Task statement: Print, without any change, every line in the items below from the one containing "data-point <box>835 678 850 693</box>" down to the one containing "data-point <box>667 613 682 628</box>", both of those lines included.

**** Records

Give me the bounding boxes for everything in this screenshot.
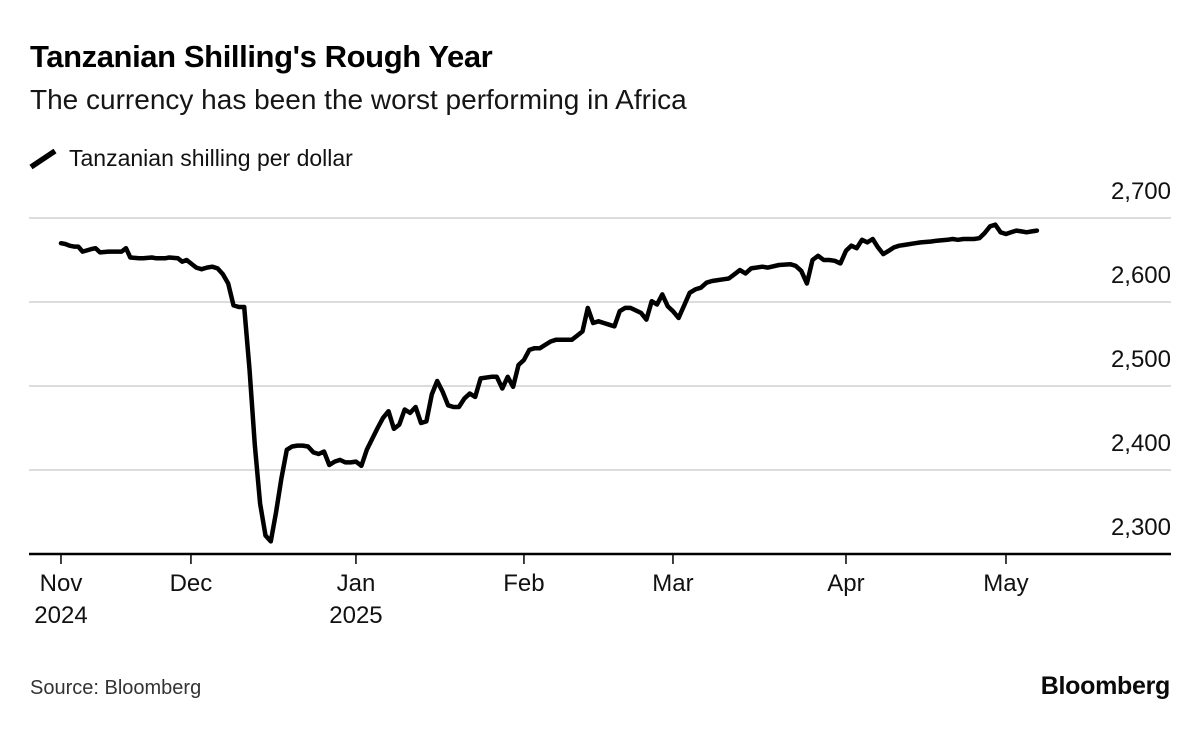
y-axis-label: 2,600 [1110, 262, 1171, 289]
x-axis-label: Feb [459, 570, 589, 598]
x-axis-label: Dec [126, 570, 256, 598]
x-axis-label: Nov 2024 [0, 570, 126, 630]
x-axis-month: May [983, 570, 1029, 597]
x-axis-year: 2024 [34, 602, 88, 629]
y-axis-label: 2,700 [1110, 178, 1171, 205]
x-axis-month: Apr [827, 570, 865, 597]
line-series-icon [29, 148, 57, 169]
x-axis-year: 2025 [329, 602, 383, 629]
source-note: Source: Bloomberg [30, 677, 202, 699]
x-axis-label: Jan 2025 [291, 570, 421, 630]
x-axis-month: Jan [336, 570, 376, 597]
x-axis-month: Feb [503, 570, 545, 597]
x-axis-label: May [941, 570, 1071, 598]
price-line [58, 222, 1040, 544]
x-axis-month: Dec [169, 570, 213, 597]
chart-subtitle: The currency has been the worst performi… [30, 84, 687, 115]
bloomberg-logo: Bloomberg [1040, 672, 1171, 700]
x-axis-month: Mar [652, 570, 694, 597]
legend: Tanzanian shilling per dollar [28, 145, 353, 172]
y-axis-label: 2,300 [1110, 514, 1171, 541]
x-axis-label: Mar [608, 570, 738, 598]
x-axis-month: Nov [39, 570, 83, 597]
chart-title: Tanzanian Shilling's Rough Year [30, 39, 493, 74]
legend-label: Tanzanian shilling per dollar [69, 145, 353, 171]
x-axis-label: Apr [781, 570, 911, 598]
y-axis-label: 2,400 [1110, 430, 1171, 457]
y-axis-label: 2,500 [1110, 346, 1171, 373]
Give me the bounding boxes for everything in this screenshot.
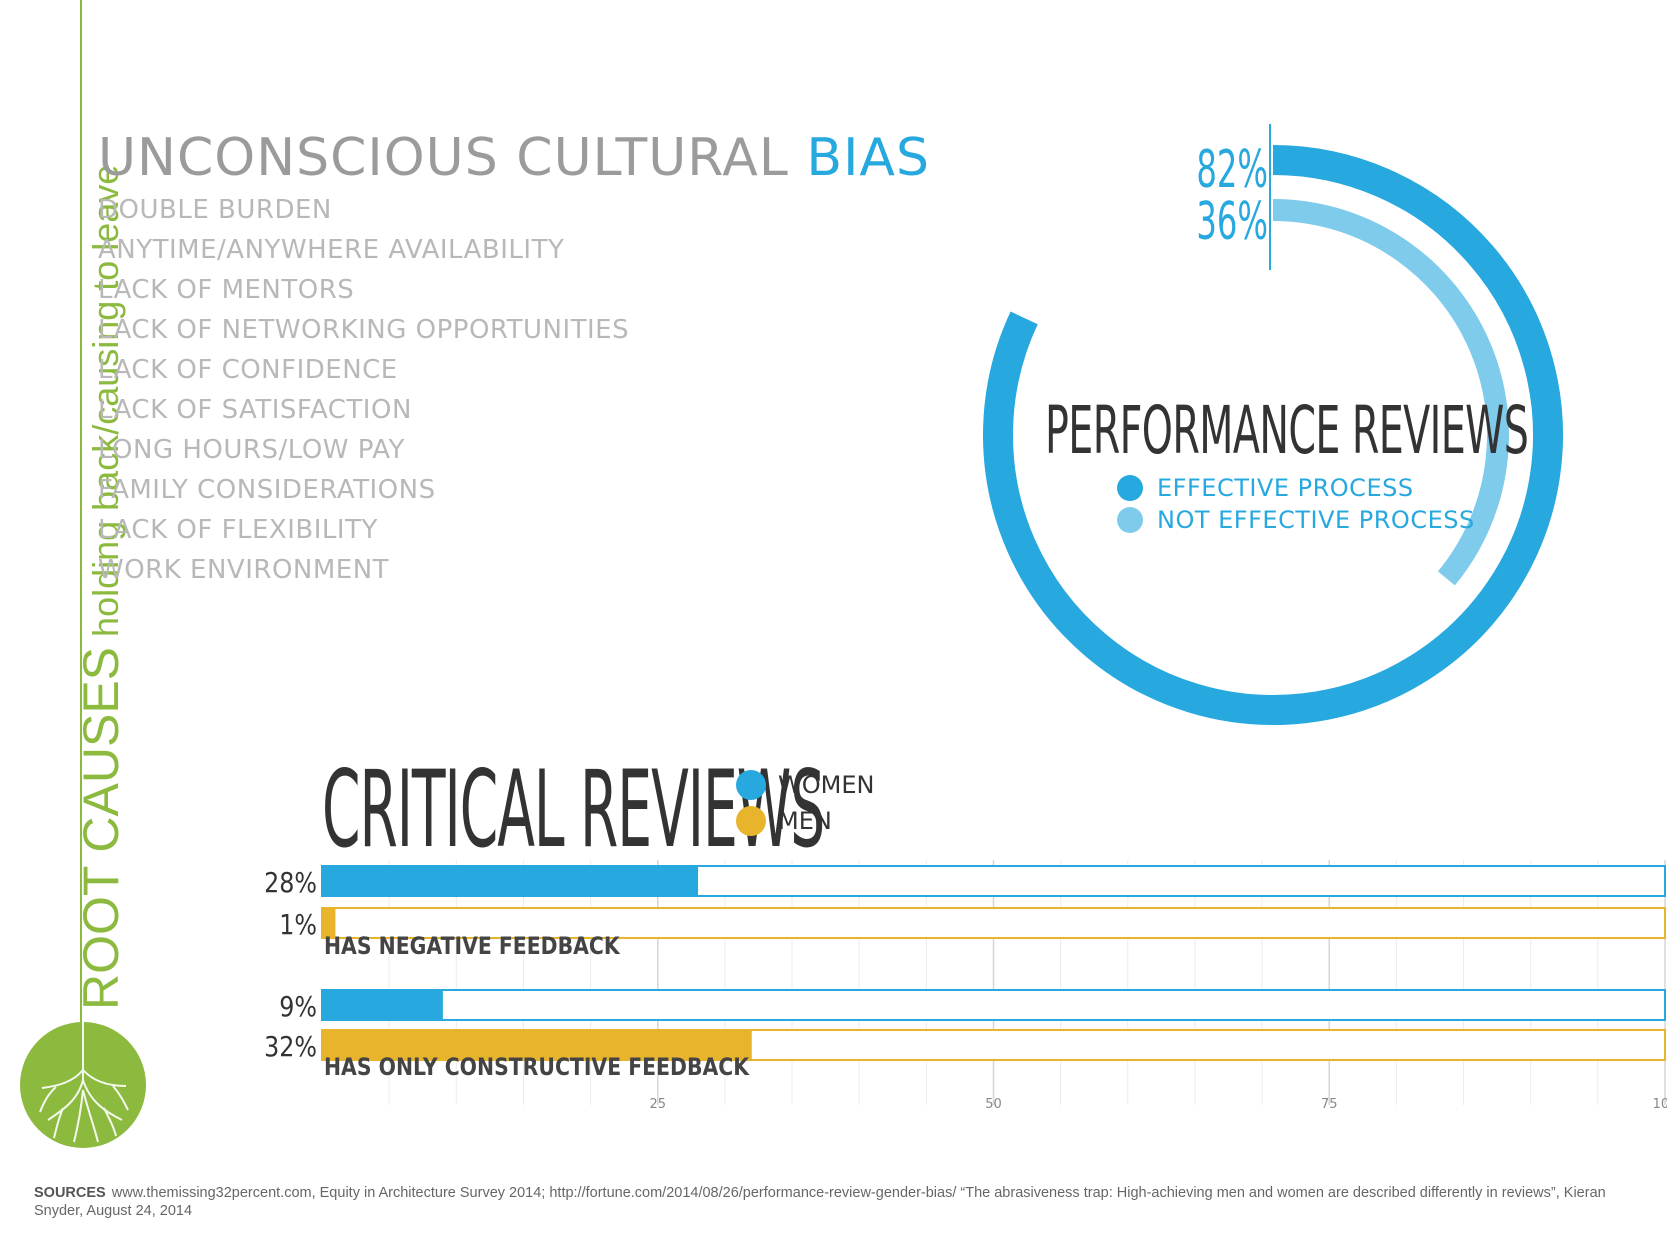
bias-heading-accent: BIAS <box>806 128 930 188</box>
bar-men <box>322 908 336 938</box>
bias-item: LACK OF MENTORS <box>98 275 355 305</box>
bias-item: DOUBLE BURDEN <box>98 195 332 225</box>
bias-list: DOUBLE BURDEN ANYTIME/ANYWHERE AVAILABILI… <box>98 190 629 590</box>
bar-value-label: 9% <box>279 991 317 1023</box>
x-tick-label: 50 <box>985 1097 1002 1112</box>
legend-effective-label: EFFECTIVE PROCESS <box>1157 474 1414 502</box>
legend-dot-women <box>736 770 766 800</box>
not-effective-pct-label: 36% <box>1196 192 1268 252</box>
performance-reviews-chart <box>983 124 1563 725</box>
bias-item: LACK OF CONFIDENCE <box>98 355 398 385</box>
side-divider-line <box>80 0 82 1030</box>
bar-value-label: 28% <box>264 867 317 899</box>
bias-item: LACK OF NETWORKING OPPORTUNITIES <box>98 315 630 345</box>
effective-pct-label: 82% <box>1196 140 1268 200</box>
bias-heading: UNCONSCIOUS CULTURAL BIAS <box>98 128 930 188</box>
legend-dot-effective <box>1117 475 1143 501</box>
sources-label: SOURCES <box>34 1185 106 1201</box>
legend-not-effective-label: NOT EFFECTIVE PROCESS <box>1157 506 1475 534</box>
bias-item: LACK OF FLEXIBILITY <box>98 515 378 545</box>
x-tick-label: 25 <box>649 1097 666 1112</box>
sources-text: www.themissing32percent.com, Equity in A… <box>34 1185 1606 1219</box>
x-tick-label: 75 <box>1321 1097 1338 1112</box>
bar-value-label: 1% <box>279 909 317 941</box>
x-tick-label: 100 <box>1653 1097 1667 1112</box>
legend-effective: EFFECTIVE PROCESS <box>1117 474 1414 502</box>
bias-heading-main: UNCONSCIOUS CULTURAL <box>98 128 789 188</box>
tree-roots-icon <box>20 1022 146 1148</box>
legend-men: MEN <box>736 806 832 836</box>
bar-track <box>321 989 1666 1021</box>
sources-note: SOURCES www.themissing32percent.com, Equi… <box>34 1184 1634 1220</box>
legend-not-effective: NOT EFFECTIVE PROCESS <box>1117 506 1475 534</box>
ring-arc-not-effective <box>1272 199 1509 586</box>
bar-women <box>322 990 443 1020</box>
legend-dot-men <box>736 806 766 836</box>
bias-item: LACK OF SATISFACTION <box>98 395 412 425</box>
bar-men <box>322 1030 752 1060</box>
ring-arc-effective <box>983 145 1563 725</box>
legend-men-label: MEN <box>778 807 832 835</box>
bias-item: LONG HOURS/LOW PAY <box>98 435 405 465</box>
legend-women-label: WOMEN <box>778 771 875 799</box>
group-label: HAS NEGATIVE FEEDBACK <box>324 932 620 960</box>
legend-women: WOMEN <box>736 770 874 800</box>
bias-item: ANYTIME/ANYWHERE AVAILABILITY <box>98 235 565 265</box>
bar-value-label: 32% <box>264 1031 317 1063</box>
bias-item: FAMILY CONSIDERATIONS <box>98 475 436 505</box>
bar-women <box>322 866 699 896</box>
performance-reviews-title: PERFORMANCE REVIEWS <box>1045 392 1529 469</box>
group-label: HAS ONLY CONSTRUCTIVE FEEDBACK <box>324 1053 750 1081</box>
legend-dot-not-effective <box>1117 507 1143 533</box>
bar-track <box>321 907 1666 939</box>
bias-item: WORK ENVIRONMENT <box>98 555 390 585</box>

********
**** Records

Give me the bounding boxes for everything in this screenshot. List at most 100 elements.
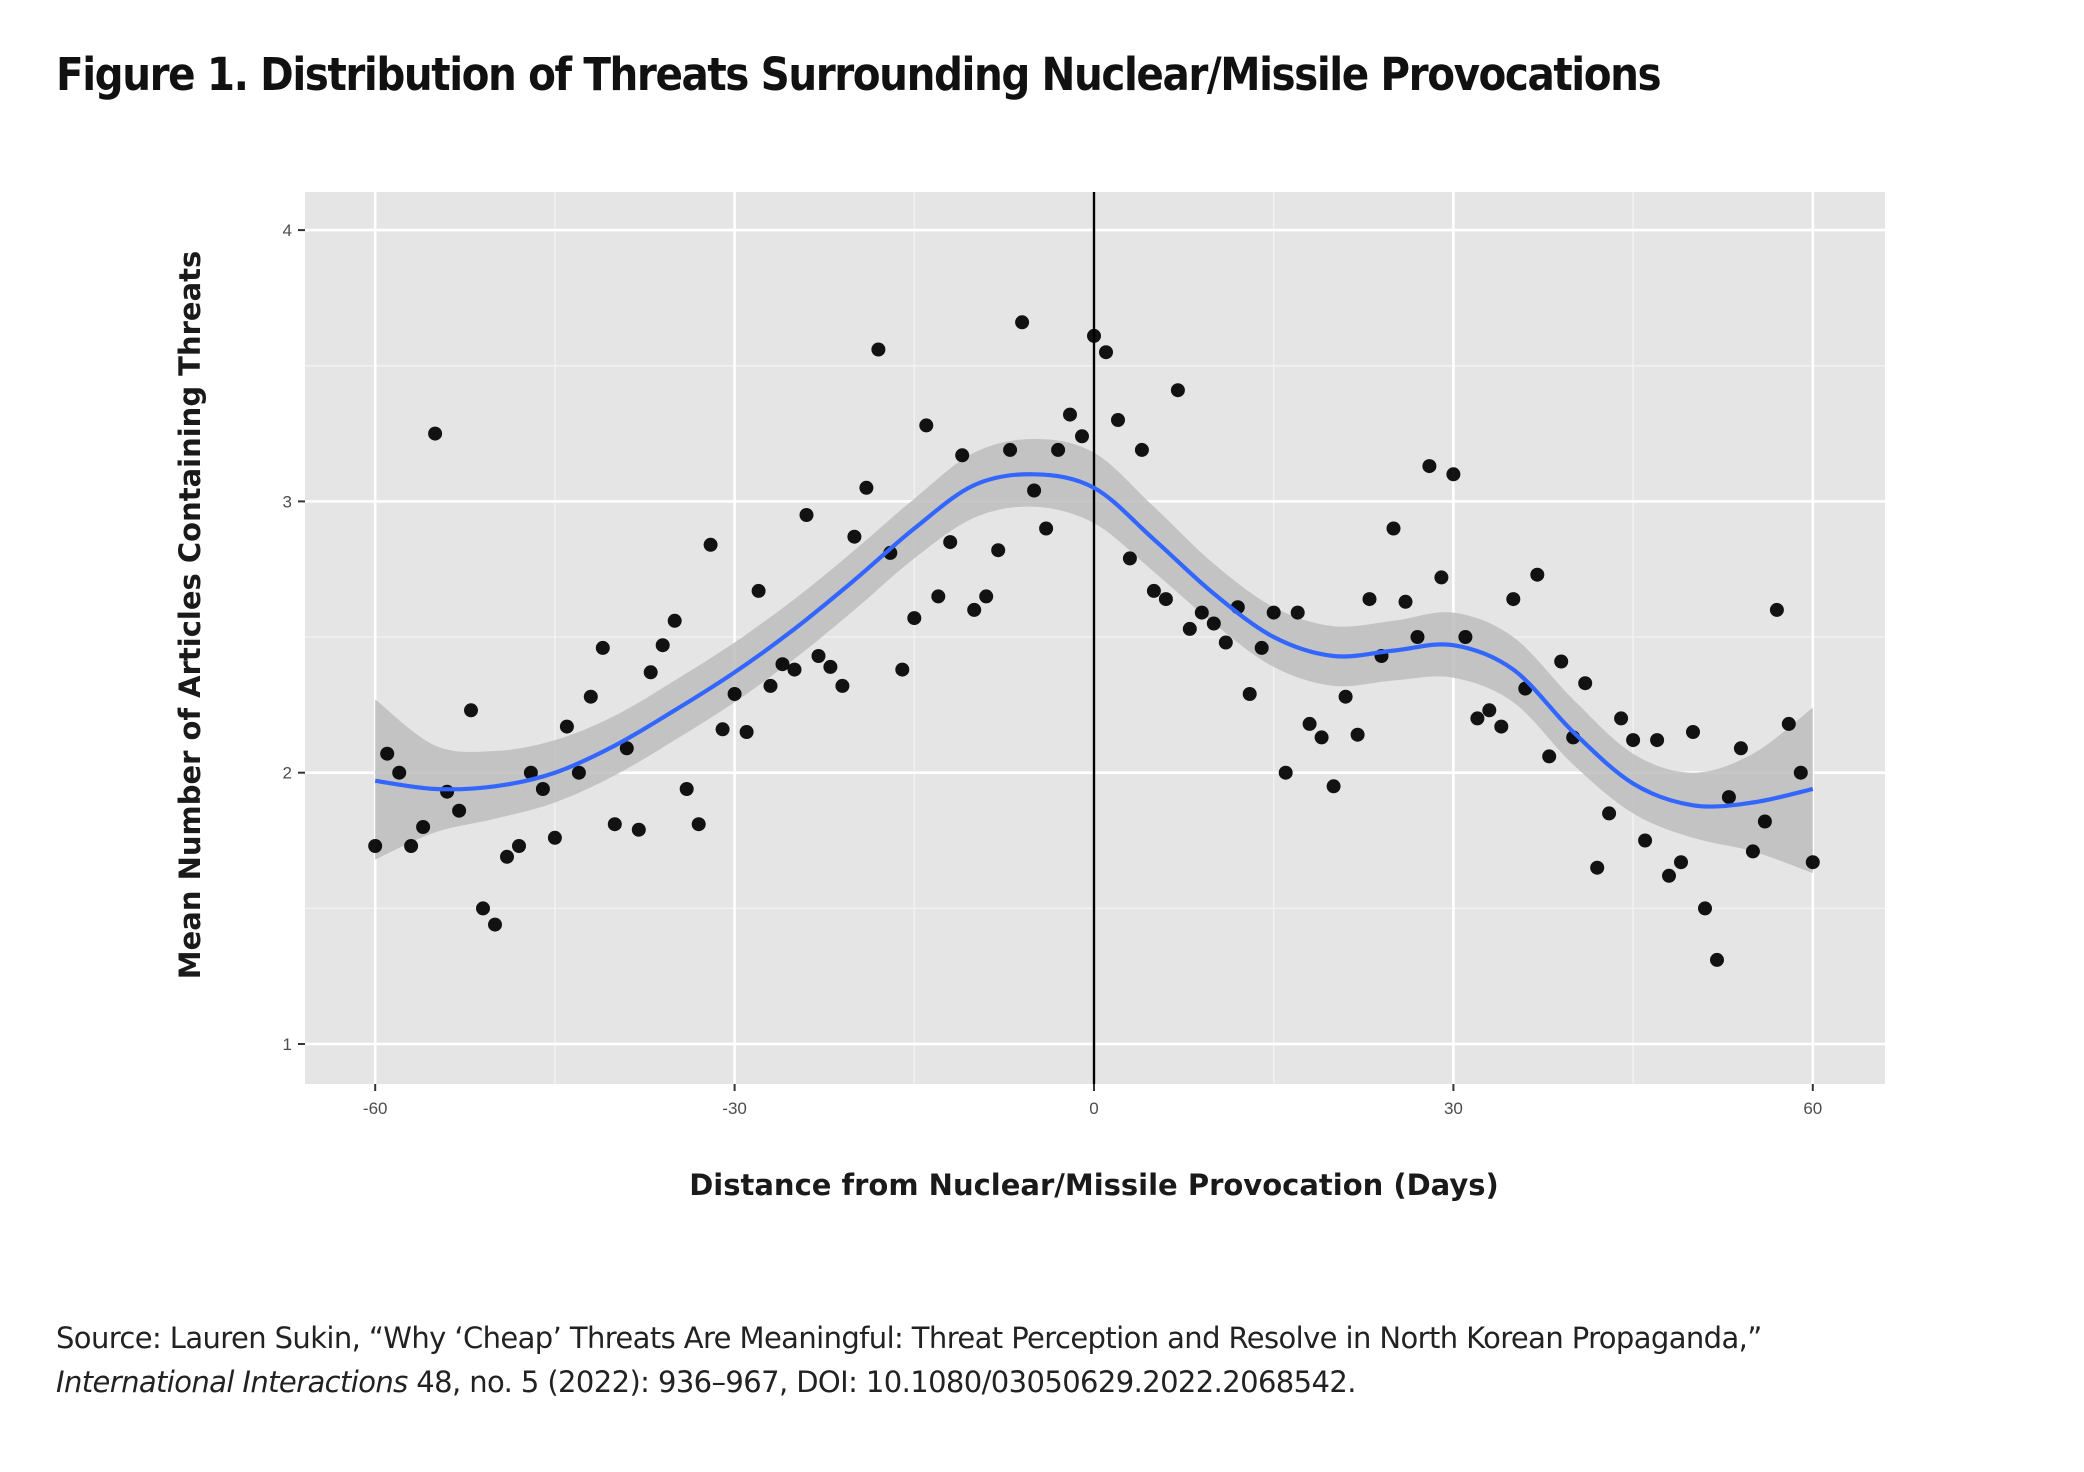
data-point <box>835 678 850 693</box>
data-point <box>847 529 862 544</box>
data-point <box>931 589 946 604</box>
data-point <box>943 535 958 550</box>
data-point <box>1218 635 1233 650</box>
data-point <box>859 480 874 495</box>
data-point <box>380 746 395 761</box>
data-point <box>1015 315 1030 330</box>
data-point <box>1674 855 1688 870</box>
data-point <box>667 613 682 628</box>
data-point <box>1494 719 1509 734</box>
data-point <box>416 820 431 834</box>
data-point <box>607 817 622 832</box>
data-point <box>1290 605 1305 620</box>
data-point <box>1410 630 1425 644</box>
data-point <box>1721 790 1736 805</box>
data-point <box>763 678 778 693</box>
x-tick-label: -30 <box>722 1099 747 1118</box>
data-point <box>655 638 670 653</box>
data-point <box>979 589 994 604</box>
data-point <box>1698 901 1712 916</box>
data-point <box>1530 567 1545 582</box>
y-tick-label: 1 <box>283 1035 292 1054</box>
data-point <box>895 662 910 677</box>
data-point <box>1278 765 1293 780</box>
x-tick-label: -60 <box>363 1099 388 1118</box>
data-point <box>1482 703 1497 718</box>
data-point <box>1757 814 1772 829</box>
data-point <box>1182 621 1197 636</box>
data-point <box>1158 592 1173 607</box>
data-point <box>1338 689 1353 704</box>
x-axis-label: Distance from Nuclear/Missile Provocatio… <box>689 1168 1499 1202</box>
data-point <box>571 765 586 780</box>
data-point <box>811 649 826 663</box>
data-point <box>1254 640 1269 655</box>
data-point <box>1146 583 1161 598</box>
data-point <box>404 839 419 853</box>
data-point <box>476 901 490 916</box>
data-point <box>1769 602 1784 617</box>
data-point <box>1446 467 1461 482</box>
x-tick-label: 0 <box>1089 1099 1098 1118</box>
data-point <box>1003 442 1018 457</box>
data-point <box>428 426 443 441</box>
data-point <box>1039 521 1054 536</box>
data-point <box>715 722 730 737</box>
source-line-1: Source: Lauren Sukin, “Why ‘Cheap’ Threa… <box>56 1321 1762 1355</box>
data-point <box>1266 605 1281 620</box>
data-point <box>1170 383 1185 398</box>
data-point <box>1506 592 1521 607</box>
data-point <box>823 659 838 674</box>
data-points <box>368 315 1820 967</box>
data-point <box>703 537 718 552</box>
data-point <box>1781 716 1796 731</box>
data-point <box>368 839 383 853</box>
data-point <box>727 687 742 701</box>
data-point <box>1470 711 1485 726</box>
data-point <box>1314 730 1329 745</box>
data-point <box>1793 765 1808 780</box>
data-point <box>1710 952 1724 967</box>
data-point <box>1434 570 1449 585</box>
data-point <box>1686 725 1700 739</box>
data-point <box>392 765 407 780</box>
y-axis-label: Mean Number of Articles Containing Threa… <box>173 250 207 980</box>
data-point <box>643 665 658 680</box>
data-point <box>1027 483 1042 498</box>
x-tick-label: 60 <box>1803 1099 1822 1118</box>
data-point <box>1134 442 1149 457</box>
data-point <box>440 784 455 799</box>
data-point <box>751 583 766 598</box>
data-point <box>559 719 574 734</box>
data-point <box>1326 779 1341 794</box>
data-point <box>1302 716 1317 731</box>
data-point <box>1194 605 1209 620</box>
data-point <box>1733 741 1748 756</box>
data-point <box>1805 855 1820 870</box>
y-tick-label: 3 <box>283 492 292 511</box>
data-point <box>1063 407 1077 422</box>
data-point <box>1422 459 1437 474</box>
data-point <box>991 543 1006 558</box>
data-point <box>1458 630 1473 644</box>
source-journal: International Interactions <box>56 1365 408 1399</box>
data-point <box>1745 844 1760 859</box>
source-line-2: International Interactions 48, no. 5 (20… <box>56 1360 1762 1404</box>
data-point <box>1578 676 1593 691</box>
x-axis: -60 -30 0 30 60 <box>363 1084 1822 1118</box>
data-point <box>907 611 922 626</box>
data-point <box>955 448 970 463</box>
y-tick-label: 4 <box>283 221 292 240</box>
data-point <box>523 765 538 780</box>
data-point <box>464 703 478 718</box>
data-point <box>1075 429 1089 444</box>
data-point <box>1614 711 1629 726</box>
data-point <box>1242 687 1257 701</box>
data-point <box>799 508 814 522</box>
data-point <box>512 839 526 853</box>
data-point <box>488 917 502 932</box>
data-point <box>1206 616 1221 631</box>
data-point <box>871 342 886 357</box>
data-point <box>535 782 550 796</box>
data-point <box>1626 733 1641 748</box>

********

Output for this task:
data-point <box>835 678 850 693</box>
data-point <box>847 529 862 544</box>
data-point <box>931 589 946 604</box>
data-point <box>943 535 958 550</box>
data-point <box>1218 635 1233 650</box>
data-point <box>859 480 874 495</box>
data-point <box>380 746 395 761</box>
data-point <box>1015 315 1030 330</box>
data-point <box>1674 855 1688 870</box>
data-point <box>667 613 682 628</box>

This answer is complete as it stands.